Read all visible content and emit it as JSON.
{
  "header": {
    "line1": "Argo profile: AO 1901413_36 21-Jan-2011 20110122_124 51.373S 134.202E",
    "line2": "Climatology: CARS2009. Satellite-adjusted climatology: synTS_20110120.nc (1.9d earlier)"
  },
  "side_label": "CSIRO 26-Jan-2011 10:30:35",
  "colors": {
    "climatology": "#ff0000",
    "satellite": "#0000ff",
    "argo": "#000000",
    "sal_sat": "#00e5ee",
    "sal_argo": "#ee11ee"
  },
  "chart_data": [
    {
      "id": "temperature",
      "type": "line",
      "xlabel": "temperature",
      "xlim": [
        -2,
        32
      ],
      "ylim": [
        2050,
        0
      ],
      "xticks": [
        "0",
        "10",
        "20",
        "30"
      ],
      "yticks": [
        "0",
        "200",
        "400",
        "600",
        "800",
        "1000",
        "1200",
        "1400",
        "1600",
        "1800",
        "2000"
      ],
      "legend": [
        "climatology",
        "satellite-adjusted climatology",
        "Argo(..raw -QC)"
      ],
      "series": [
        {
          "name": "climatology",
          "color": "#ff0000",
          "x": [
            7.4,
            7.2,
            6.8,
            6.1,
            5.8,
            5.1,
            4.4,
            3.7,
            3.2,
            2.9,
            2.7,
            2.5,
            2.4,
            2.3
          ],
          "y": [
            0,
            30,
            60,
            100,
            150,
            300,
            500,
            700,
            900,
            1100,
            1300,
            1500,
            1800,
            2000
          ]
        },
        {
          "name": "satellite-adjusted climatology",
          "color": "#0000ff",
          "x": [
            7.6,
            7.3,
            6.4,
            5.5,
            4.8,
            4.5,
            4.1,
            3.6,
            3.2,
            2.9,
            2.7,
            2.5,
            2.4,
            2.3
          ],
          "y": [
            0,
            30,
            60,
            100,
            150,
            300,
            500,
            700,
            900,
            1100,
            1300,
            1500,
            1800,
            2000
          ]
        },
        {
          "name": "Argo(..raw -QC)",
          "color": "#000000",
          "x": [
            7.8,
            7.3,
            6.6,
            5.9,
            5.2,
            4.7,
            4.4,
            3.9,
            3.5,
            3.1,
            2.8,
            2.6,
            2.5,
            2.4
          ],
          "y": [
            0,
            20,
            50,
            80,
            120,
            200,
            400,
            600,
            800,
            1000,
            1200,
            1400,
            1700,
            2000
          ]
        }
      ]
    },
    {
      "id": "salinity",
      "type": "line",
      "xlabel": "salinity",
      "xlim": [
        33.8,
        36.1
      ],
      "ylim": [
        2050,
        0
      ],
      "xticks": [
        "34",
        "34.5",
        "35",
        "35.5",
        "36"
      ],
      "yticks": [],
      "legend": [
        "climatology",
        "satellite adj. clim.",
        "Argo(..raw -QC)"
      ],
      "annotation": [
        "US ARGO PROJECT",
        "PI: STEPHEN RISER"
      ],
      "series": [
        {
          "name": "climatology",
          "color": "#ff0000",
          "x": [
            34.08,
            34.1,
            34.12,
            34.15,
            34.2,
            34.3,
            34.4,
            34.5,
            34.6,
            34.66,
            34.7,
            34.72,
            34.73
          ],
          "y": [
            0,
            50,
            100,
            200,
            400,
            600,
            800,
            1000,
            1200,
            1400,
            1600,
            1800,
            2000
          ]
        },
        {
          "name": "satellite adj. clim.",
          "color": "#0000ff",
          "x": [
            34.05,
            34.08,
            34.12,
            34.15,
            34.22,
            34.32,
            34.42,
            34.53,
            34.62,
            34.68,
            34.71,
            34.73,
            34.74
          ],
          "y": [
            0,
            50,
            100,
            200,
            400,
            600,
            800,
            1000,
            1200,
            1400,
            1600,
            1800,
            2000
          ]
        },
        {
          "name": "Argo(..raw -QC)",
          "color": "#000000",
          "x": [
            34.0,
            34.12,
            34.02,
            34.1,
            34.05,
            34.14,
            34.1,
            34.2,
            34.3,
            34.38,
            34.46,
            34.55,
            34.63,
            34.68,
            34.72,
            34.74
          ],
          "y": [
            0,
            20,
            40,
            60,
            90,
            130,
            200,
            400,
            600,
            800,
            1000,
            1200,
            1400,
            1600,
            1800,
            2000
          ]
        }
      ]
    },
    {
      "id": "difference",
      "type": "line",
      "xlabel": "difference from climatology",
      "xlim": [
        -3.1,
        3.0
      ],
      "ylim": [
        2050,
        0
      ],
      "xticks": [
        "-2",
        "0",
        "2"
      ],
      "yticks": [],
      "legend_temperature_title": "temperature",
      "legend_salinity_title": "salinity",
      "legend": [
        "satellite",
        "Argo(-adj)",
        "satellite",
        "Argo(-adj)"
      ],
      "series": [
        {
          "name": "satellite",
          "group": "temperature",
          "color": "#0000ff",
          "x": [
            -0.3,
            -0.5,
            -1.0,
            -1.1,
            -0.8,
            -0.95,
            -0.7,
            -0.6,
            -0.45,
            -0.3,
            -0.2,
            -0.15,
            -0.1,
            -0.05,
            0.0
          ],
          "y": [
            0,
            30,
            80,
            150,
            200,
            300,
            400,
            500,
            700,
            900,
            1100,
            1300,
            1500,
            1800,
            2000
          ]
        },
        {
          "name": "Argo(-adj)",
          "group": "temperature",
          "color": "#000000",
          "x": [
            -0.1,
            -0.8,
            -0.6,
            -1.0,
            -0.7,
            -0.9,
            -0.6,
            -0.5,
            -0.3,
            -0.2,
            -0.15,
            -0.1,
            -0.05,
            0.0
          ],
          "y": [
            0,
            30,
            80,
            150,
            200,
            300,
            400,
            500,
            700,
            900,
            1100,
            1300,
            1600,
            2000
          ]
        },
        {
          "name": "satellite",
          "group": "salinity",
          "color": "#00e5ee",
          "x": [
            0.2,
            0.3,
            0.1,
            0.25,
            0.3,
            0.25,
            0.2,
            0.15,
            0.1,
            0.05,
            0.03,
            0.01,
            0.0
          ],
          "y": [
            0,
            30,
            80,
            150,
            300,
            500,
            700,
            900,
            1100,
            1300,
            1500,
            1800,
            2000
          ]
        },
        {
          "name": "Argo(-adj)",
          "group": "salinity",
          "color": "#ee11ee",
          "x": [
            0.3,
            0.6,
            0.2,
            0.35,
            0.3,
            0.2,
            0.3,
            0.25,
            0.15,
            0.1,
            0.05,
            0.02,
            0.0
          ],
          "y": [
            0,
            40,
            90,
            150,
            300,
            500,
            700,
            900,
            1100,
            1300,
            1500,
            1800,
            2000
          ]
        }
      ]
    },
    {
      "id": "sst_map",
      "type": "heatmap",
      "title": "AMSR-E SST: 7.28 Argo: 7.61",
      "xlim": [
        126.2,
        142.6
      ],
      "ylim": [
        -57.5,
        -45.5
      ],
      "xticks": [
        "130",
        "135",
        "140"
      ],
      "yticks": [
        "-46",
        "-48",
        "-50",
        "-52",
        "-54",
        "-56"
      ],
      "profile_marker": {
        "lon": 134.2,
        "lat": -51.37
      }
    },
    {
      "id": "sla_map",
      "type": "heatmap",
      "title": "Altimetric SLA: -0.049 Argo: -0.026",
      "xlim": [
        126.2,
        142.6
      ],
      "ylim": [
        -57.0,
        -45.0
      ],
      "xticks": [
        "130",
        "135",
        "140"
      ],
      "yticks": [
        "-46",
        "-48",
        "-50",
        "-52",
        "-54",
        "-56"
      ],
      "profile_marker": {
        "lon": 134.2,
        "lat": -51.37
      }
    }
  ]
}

::::

- [WHAT YOU NEED TO DO] Type the material above out again, exactly.

- [FULL ANSWER]
Read all visible content and emit it as JSON.
{
  "header": {
    "line1": "Argo profile: AO 1901413_36 21-Jan-2011 20110122_124 51.373S 134.202E",
    "line2": "Climatology: CARS2009. Satellite-adjusted climatology: synTS_20110120.nc (1.9d earlier)"
  },
  "side_label": "CSIRO 26-Jan-2011 10:30:35",
  "colors": {
    "climatology": "#ff0000",
    "satellite": "#0000ff",
    "argo": "#000000",
    "sal_sat": "#00e5ee",
    "sal_argo": "#ee11ee"
  },
  "chart_data": [
    {
      "id": "temperature",
      "type": "line",
      "xlabel": "temperature",
      "xlim": [
        -2,
        32
      ],
      "ylim": [
        2050,
        0
      ],
      "xticks": [
        "0",
        "10",
        "20",
        "30"
      ],
      "yticks": [
        "0",
        "200",
        "400",
        "600",
        "800",
        "1000",
        "1200",
        "1400",
        "1600",
        "1800",
        "2000"
      ],
      "legend": [
        "climatology",
        "satellite-adjusted climatology",
        "Argo(..raw -QC)"
      ],
      "series": [
        {
          "name": "climatology",
          "color": "#ff0000",
          "x": [
            7.4,
            7.2,
            6.8,
            6.1,
            5.8,
            5.1,
            4.4,
            3.7,
            3.2,
            2.9,
            2.7,
            2.5,
            2.4,
            2.3
          ],
          "y": [
            0,
            30,
            60,
            100,
            150,
            300,
            500,
            700,
            900,
            1100,
            1300,
            1500,
            1800,
            2000
          ]
        },
        {
          "name": "satellite-adjusted climatology",
          "color": "#0000ff",
          "x": [
            7.6,
            7.3,
            6.4,
            5.5,
            4.8,
            4.5,
            4.1,
            3.6,
            3.2,
            2.9,
            2.7,
            2.5,
            2.4,
            2.3
          ],
          "y": [
            0,
            30,
            60,
            100,
            150,
            300,
            500,
            700,
            900,
            1100,
            1300,
            1500,
            1800,
            2000
          ]
        },
        {
          "name": "Argo(..raw -QC)",
          "color": "#000000",
          "x": [
            7.8,
            7.3,
            6.6,
            5.9,
            5.2,
            4.7,
            4.4,
            3.9,
            3.5,
            3.1,
            2.8,
            2.6,
            2.5,
            2.4
          ],
          "y": [
            0,
            20,
            50,
            80,
            120,
            200,
            400,
            600,
            800,
            1000,
            1200,
            1400,
            1700,
            2000
          ]
        }
      ]
    },
    {
      "id": "salinity",
      "type": "line",
      "xlabel": "salinity",
      "xlim": [
        33.8,
        36.1
      ],
      "ylim": [
        2050,
        0
      ],
      "xticks": [
        "34",
        "34.5",
        "35",
        "35.5",
        "36"
      ],
      "yticks": [],
      "legend": [
        "climatology",
        "satellite adj. clim.",
        "Argo(..raw -QC)"
      ],
      "annotation": [
        "US ARGO PROJECT",
        "PI: STEPHEN RISER"
      ],
      "series": [
        {
          "name": "climatology",
          "color": "#ff0000",
          "x": [
            34.08,
            34.1,
            34.12,
            34.15,
            34.2,
            34.3,
            34.4,
            34.5,
            34.6,
            34.66,
            34.7,
            34.72,
            34.73
          ],
          "y": [
            0,
            50,
            100,
            200,
            400,
            600,
            800,
            1000,
            1200,
            1400,
            1600,
            1800,
            2000
          ]
        },
        {
          "name": "satellite adj. clim.",
          "color": "#0000ff",
          "x": [
            34.05,
            34.08,
            34.12,
            34.15,
            34.22,
            34.32,
            34.42,
            34.53,
            34.62,
            34.68,
            34.71,
            34.73,
            34.74
          ],
          "y": [
            0,
            50,
            100,
            200,
            400,
            600,
            800,
            1000,
            1200,
            1400,
            1600,
            1800,
            2000
          ]
        },
        {
          "name": "Argo(..raw -QC)",
          "color": "#000000",
          "x": [
            34.0,
            34.12,
            34.02,
            34.1,
            34.05,
            34.14,
            34.1,
            34.2,
            34.3,
            34.38,
            34.46,
            34.55,
            34.63,
            34.68,
            34.72,
            34.74
          ],
          "y": [
            0,
            20,
            40,
            60,
            90,
            130,
            200,
            400,
            600,
            800,
            1000,
            1200,
            1400,
            1600,
            1800,
            2000
          ]
        }
      ]
    },
    {
      "id": "difference",
      "type": "line",
      "xlabel": "difference from climatology",
      "xlim": [
        -3.1,
        3.0
      ],
      "ylim": [
        2050,
        0
      ],
      "xticks": [
        "-2",
        "0",
        "2"
      ],
      "yticks": [],
      "legend_temperature_title": "temperature",
      "legend_salinity_title": "salinity",
      "legend": [
        "satellite",
        "Argo(-adj)",
        "satellite",
        "Argo(-adj)"
      ],
      "series": [
        {
          "name": "satellite",
          "group": "temperature",
          "color": "#0000ff",
          "x": [
            -0.3,
            -0.5,
            -1.0,
            -1.1,
            -0.8,
            -0.95,
            -0.7,
            -0.6,
            -0.45,
            -0.3,
            -0.2,
            -0.15,
            -0.1,
            -0.05,
            0.0
          ],
          "y": [
            0,
            30,
            80,
            150,
            200,
            300,
            400,
            500,
            700,
            900,
            1100,
            1300,
            1500,
            1800,
            2000
          ]
        },
        {
          "name": "Argo(-adj)",
          "group": "temperature",
          "color": "#000000",
          "x": [
            -0.1,
            -0.8,
            -0.6,
            -1.0,
            -0.7,
            -0.9,
            -0.6,
            -0.5,
            -0.3,
            -0.2,
            -0.15,
            -0.1,
            -0.05,
            0.0
          ],
          "y": [
            0,
            30,
            80,
            150,
            200,
            300,
            400,
            500,
            700,
            900,
            1100,
            1300,
            1600,
            2000
          ]
        },
        {
          "name": "satellite",
          "group": "salinity",
          "color": "#00e5ee",
          "x": [
            0.2,
            0.3,
            0.1,
            0.25,
            0.3,
            0.25,
            0.2,
            0.15,
            0.1,
            0.05,
            0.03,
            0.01,
            0.0
          ],
          "y": [
            0,
            30,
            80,
            150,
            300,
            500,
            700,
            900,
            1100,
            1300,
            1500,
            1800,
            2000
          ]
        },
        {
          "name": "Argo(-adj)",
          "group": "salinity",
          "color": "#ee11ee",
          "x": [
            0.3,
            0.6,
            0.2,
            0.35,
            0.3,
            0.2,
            0.3,
            0.25,
            0.15,
            0.1,
            0.05,
            0.02,
            0.0
          ],
          "y": [
            0,
            40,
            90,
            150,
            300,
            500,
            700,
            900,
            1100,
            1300,
            1500,
            1800,
            2000
          ]
        }
      ]
    },
    {
      "id": "sst_map",
      "type": "heatmap",
      "title": "AMSR-E SST: 7.28 Argo: 7.61",
      "xlim": [
        126.2,
        142.6
      ],
      "ylim": [
        -57.5,
        -45.5
      ],
      "xticks": [
        "130",
        "135",
        "140"
      ],
      "yticks": [
        "-46",
        "-48",
        "-50",
        "-52",
        "-54",
        "-56"
      ],
      "profile_marker": {
        "lon": 134.2,
        "lat": -51.37
      }
    },
    {
      "id": "sla_map",
      "type": "heatmap",
      "title": "Altimetric SLA: -0.049 Argo: -0.026",
      "xlim": [
        126.2,
        142.6
      ],
      "ylim": [
        -57.0,
        -45.0
      ],
      "xticks": [
        "130",
        "135",
        "140"
      ],
      "yticks": [
        "-46",
        "-48",
        "-50",
        "-52",
        "-54",
        "-56"
      ],
      "profile_marker": {
        "lon": 134.2,
        "lat": -51.37
      }
    }
  ]
}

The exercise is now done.